(Extracted records)
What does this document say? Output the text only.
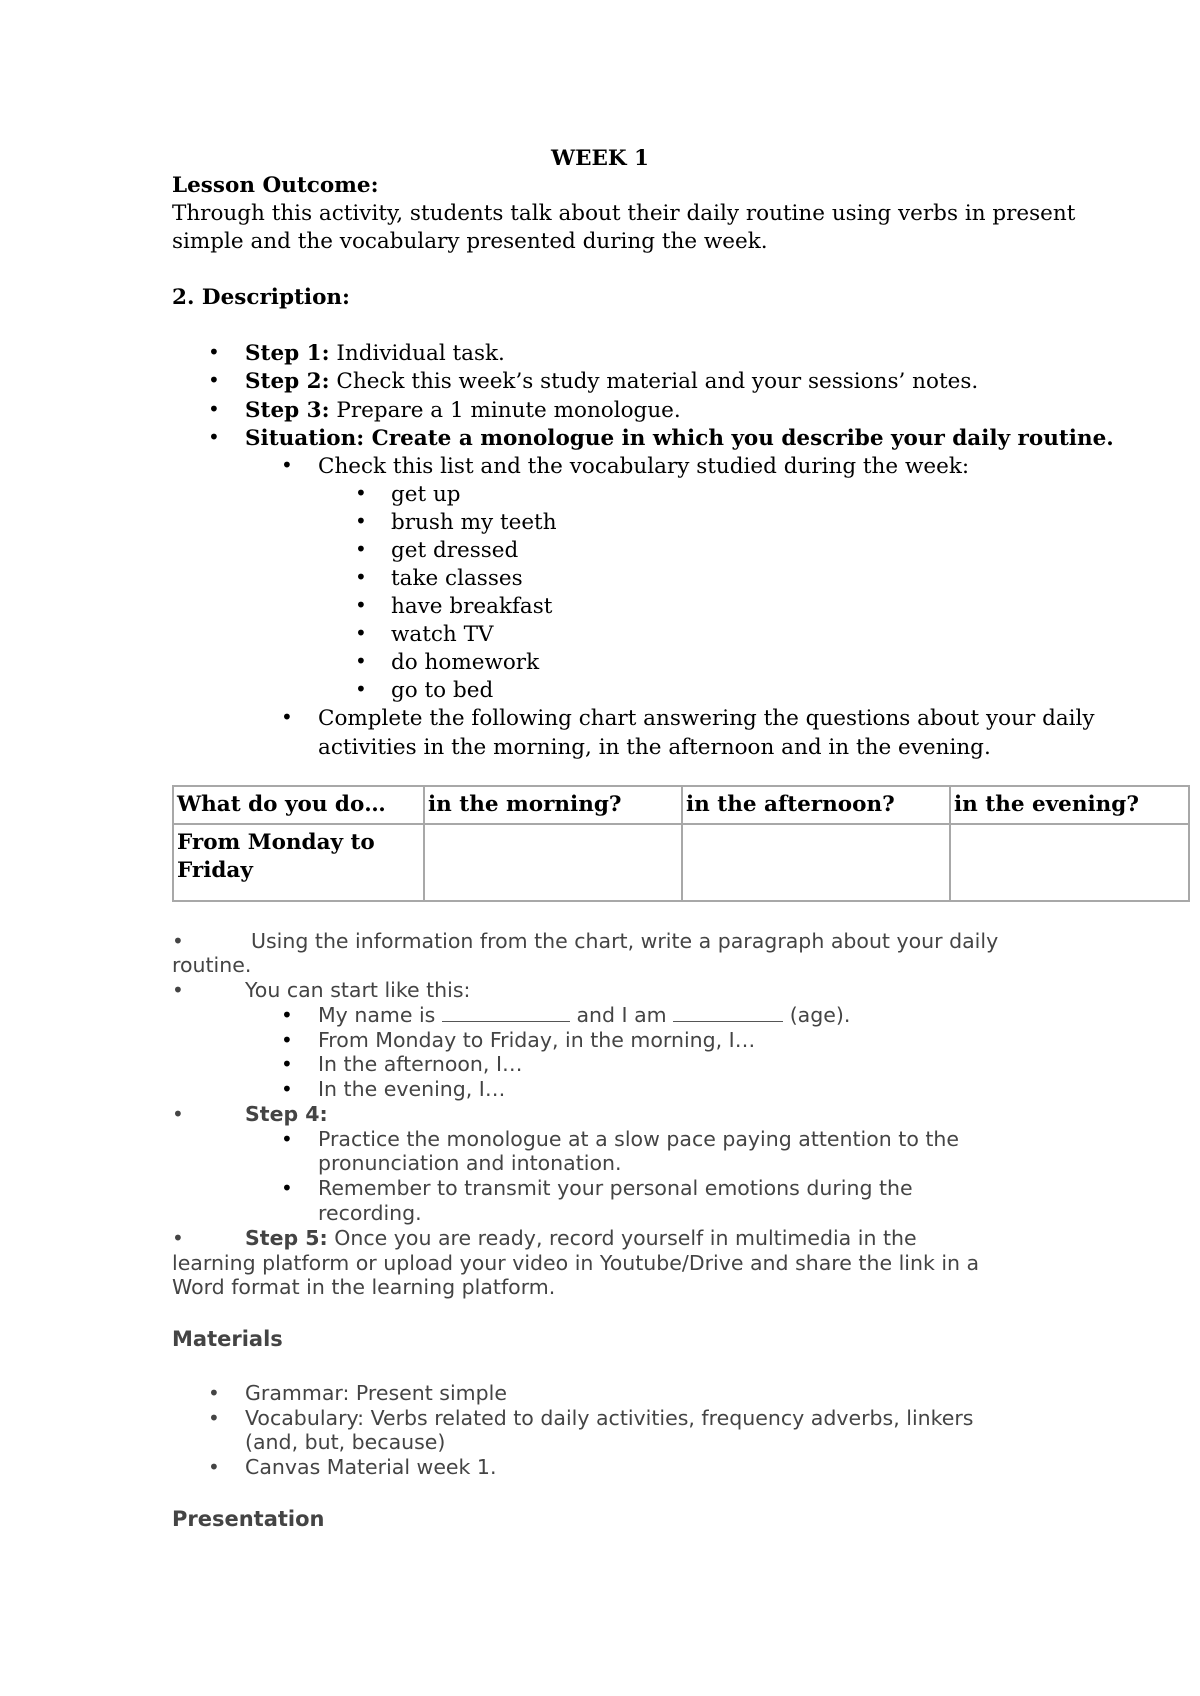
WEEK 1
Lesson Outcome:
Through this activity, students talk about their daily routine using verbs in present
simple and the vocabulary presented during the week.
2. Description:
• Step 1: Individual task.
• Step 2: Check this week’s study material and your sessions’ notes.
• Step 3: Prepare a 1 minute monologue.
• Situation: Create a monologue in which you describe your daily routine.
• Check this list and the vocabulary studied during the week:
• get up
• brush my teeth
• get dressed
• take classes
• have breakfast
• watch TV
• do homework
• go to bed
• Complete the following chart answering the questions about your daily
activities in the morning, in the afternoon and in the evening.
What do you do…	in the morning?	in the afternoon?	in the evening?
From Monday to Friday			
•	Using the information from the chart, write a paragraph about your daily
routine.
•	You can start like this:
• My name is	and I am	(age).
• From Monday to Friday, in the morning, I…
• In the afternoon, I…
• In the evening, I…
•	Step 4:
• Practice the monologue at a slow pace paying attention to the
pronunciation and intonation.
• Remember to transmit your personal emotions during the
recording.
•	Step 5: Once you are ready, record yourself in multimedia in the
learning platform or upload your video in Youtube/Drive and share the link in a
Word format in the learning platform.
Materials
• Grammar: Present simple
• Vocabulary: Verbs related to daily activities, frequency adverbs, linkers
(and, but, because)
• Canvas Material week 1.
Presentation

● **Do this**:
Scan the records above for the string "evening", then report every line that contains it.

● **Reply to the task**:
activities in the morning, in the afternoon and in the evening.
What do you do…	in the morning?	in the afternoon?	in the evening?
• In the evening, I…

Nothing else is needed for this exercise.